(begin)

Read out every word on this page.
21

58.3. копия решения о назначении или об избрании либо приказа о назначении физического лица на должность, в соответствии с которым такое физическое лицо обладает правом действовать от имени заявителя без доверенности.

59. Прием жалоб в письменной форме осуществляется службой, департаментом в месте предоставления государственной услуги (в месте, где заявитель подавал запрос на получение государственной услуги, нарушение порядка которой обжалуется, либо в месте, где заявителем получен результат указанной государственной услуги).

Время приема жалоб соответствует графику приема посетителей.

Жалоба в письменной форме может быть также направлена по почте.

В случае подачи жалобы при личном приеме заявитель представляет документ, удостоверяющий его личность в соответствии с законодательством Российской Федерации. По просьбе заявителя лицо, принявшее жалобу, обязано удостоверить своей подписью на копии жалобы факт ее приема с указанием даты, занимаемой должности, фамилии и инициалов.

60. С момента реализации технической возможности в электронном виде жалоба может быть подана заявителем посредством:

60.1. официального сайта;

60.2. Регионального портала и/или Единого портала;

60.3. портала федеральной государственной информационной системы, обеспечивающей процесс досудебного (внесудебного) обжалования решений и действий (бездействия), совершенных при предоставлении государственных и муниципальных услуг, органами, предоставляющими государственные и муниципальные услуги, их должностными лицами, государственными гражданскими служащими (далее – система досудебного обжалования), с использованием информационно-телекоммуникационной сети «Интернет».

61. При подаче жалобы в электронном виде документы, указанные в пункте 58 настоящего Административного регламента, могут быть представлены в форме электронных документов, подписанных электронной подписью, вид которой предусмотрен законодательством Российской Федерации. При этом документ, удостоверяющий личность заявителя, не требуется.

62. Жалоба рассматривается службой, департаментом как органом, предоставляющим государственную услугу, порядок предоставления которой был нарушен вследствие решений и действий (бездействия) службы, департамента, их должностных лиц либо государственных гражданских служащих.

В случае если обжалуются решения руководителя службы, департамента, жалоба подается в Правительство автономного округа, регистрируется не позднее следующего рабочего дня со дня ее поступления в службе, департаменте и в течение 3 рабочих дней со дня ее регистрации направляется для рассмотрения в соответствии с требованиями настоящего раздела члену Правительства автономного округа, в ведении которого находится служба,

(end)

Set task: Pull out all lines containing "виде".

Written response:
60. С момента реализации технической возможности в электронном виде жалоба может быть подана заявителем посредством:
61. При подаче жалобы в электронном виде документы, указанные в пункте 58 настоящего Административного регламента, могут быть представлены в форме электронных документов, подписанных электронной подписью, вид которой предусмотрен законодательством Российской Федерации. При этом документ, удостоверяющий личность заявителя, не требуется.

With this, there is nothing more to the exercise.